▶ **QUESTIONS TO ANSWER**
1 - In the piece on narcissism, rewrite everything from "They make excuses" down to "you deserved it.", replacing "hand of cards" with "set of cards".
2 - In the piece on narcissism, what did the ex look up on Google on the day the subject first came up?
3 - Carry on the piece about narcissists who don't realize what they are, picking up after its final sentence.

*** EXCERPT ***

Can someone be a narcissist without knowing?

Ab-so-felafeling-lutely!! I accused the Ex-N of this particular set of sins 2 years ago. Predictably, he played it off. For the longest time, I was under the impression he'd been called out before and was expert level deflecting his mental issues.

Fast forward back to more recent history, I found out quite the opposite in fact. I was going through his Google search history with a fine tooth comb and lo and behold! He had asked trusty Google what the definition of a narcissist was on the exact same day we'd initially conversed on the subject. My head low key exploded, my eyes were popping out in disbelief…the works. REALLY?!?! All that pain, the mistreatment, the dysfunctionality…and he had to felafeling Google it??!!

It spoke volumes upon volumes to me. Not one woman besides myself ever pointed out this teeny little issue with his mentality, let alone connected the dots enough to protest the injuries which occurred frequently when intimately involved with him. Sorry, let me rephrase. THE MASSIVE TITANIC SIZED ISSUES WITH EMOTIONAL WEAPONS OF MASS DESTRUCTION BUILT IN AS EXTRA SPECIAL FEATURES OF ANNIHILATION.

Whew. Even now I simply cannot wrap my brain around the concept that not only could he be blind as a bat to remain unaware til the age of 30, but no other lady either saw or was brave enough to express her dissatisfaction in regards to his extremely blatant relational problems.

Well, I'm here to take one for the team.

Trust me when I say….he is very aware now!
_______________________________

Yes it is possible to be a narcissist and not realize it. Some narcissist come into self awareness. Most narcissist do not know they are narcissist. Some of them think they are good people who have made some mistakes. They do no see these patterns of behaviors and the excuses have been life long.

They make excuses for their behaviors saying things like I did not ask to be born this way, I can’t help the hand of cards that were dealt to me, everyone else does it I just got caught, you asked for it, it’s your fault if you would not have done this then I would not have done that. If they hurt you they feel like it’s your fault and you deserved it.

*** DATASET CONTENT ***

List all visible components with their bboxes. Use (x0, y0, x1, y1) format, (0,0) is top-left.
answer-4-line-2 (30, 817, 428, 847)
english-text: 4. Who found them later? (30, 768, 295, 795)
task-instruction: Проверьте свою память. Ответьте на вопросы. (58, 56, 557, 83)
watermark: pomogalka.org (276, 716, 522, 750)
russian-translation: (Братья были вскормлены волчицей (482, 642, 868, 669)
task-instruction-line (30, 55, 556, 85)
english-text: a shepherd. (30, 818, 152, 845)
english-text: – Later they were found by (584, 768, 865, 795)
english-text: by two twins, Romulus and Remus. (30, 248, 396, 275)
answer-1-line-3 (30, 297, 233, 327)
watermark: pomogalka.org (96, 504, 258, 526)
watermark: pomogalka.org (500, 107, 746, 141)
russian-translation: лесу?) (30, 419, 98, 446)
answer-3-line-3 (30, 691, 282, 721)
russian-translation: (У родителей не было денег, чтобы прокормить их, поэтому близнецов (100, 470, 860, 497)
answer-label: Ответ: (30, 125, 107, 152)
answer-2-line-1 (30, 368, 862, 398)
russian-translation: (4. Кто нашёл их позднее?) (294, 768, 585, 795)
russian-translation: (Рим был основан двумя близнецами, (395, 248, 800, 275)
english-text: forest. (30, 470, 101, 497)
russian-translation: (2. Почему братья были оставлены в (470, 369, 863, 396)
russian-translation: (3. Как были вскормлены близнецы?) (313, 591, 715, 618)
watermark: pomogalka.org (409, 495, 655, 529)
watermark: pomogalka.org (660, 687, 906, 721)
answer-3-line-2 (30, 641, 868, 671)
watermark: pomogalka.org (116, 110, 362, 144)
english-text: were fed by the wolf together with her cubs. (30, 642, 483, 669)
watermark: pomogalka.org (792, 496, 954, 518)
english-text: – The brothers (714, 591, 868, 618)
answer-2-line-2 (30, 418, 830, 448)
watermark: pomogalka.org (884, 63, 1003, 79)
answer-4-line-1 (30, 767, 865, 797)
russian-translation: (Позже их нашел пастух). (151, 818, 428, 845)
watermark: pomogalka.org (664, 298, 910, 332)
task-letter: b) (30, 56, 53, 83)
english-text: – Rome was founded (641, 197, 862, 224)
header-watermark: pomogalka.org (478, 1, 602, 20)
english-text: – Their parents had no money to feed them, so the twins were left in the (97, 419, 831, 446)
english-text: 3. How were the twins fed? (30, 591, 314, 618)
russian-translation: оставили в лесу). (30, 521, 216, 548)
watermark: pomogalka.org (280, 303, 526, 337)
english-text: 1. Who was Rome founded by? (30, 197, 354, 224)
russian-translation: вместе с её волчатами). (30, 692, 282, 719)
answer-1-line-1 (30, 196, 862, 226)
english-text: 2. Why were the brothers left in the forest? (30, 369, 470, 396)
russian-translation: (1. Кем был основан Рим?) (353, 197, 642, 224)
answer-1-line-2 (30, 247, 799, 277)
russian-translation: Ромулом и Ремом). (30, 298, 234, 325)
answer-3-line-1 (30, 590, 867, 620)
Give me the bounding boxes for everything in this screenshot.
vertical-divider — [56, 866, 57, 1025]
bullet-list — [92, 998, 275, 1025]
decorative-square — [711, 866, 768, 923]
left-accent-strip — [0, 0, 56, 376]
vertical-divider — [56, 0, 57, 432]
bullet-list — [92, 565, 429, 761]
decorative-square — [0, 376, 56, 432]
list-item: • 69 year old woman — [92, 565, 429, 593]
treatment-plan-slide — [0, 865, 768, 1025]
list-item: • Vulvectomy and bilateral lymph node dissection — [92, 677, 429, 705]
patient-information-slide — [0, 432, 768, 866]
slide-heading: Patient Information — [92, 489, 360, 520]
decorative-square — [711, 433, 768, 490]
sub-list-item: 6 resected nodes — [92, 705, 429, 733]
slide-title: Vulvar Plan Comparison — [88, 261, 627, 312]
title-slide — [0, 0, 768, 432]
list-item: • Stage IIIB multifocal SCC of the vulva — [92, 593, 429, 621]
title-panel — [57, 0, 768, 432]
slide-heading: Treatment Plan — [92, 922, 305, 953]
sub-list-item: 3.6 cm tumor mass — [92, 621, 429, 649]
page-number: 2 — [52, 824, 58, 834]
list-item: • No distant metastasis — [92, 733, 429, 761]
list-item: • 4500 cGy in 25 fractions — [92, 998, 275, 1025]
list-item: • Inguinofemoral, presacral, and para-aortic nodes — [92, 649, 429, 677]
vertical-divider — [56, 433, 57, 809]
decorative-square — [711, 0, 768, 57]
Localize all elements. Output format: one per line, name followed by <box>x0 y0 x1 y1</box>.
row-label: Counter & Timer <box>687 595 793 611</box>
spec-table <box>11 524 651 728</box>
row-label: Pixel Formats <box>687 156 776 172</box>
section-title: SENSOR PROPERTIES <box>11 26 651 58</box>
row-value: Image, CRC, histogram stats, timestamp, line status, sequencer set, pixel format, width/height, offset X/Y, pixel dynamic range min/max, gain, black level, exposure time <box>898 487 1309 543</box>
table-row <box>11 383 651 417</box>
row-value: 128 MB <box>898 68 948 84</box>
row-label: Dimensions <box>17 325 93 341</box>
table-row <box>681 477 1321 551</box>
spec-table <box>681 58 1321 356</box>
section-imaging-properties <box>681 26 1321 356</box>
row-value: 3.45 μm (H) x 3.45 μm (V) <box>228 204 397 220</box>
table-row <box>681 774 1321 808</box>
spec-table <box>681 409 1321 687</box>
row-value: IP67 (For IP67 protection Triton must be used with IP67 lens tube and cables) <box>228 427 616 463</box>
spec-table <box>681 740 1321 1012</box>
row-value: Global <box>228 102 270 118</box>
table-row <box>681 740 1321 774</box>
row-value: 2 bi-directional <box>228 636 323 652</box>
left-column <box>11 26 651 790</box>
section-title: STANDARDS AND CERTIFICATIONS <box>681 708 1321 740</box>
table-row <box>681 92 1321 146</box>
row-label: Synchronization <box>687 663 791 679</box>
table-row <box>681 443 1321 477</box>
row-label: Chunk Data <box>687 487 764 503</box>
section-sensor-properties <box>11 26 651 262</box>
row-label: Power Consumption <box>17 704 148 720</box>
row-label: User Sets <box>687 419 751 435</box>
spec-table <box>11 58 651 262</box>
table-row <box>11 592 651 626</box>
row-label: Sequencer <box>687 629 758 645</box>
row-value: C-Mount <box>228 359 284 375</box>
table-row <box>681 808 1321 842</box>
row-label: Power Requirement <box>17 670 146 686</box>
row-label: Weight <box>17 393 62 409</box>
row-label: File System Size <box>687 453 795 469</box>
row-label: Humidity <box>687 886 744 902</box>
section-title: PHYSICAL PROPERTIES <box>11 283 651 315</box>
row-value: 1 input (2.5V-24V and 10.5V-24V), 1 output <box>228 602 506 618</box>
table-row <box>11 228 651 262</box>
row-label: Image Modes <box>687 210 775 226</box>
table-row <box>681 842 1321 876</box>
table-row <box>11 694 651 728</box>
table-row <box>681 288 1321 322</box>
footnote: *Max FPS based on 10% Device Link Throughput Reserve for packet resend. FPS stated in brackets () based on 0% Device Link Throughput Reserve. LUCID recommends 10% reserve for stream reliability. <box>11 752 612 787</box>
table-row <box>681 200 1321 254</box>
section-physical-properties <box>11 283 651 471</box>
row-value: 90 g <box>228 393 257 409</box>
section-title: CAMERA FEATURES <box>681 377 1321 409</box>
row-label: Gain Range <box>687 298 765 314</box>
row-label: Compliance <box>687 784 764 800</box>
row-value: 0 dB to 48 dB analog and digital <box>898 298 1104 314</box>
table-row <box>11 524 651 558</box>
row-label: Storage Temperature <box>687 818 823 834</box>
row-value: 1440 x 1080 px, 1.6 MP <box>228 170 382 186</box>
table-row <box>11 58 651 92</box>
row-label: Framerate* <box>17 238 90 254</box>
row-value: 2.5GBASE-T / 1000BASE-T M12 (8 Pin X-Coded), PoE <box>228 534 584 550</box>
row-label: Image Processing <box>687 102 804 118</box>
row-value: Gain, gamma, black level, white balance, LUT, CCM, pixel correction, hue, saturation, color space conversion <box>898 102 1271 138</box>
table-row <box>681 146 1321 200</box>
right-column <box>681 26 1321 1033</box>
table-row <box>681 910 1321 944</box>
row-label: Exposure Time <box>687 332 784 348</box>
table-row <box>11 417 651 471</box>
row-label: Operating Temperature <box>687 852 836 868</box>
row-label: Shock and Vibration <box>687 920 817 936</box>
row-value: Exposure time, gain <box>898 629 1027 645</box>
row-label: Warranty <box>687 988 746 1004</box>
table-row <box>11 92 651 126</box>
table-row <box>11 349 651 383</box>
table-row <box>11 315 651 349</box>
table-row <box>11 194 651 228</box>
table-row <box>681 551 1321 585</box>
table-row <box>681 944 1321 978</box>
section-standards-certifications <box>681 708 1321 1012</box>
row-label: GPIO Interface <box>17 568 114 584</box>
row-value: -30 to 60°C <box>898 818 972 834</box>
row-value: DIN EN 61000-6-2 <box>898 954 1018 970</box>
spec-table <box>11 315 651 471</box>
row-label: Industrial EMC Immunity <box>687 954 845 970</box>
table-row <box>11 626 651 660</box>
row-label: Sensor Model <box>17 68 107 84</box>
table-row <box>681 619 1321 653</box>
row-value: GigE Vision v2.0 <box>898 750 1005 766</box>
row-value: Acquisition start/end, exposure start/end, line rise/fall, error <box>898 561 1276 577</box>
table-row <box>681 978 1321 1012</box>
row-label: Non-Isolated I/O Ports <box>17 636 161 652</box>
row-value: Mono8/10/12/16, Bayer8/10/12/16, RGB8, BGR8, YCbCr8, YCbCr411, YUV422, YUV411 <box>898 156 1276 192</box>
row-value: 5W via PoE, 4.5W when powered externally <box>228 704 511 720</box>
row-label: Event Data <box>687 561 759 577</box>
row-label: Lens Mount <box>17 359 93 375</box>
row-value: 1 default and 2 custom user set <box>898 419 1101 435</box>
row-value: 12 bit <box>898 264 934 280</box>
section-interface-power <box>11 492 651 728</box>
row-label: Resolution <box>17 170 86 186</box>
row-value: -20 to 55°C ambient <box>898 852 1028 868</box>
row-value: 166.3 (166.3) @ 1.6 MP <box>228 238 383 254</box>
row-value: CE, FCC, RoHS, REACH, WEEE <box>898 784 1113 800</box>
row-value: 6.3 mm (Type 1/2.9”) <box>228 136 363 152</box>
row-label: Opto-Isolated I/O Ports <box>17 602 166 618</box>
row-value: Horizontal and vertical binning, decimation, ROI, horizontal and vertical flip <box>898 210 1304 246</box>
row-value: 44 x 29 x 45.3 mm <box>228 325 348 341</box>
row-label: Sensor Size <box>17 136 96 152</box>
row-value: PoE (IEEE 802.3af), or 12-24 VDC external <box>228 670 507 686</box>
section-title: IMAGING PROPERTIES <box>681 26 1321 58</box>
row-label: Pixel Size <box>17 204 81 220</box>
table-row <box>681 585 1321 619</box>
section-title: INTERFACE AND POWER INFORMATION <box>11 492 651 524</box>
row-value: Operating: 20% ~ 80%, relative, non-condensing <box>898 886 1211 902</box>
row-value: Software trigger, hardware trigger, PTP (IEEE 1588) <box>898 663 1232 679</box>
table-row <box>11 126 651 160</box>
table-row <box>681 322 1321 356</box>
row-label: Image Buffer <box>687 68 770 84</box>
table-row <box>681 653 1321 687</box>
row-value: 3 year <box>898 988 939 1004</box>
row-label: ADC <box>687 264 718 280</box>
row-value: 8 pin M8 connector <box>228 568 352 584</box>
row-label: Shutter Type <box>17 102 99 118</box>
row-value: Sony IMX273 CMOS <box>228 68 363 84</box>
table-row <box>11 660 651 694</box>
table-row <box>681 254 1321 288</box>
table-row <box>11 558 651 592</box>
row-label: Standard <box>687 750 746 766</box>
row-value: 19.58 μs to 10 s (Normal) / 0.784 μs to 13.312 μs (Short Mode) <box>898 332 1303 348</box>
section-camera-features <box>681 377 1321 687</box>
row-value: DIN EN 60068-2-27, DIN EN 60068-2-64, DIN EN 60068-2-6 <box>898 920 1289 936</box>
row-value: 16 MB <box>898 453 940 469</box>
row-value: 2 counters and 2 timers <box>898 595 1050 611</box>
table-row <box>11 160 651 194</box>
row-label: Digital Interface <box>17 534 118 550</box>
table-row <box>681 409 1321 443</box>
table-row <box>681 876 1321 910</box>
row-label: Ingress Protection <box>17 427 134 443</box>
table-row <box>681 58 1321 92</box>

***

▶ **PER-TASK OUTPUTS**
1 -
They make excuses for their behaviors saying things like I did not ask to be born this way, I can’t help the set of cards that were dealt to me, everyone else does it I just got caught, you asked for it, it’s your fault if you would not have done this then I would not have done that. If they hurt you they feel like it’s your fault and you deserved it.

2 - The definition of a narcissist.

3 -
Some narcissist give themselves away and will brag about the things they said and did to others. They will say things like they don’t want to mess with me. You know me and I will mess them up. They think they are defending themselves while constantly looking for others to slight them. They think life has treated them unfairly and people are out to get them. They are the ultimate victim.

They only know they feel better after abusing you. They don’t realize they need narcissistic supply. They know they are being abusive. They understand they are abusive and some may have a feeling something is not right with them. They will have a million excuses for what that something is. For example some may drink and blame alcohol. Some will blame the pressures of work. Some will blame depression.

Narcissist want the world to think well of them. Most narcissist will help friends and strangers and never lift a finger for their family. People’s perception of them is very important. They will not want others knowing how abusive they are behind closed doors.

They are aware of their abusive behaviors. Abusing their wife, or partner supplies them. Even if they are not aware they are seeking narcissistic supply. Notice after hours and hours of arguing with you and tearing you down the narcissist can turn over and sleep like a baby.

While there are self aware narcissist who know exactly what they are many narcissist, the majority of narcissist do not know they are narcissist. And many think they are good people. I think it’s because they compare themselves to serial killers and if they are not a serial killer they think they are good people. They look at the serial killer and think I’m not that f*cked up.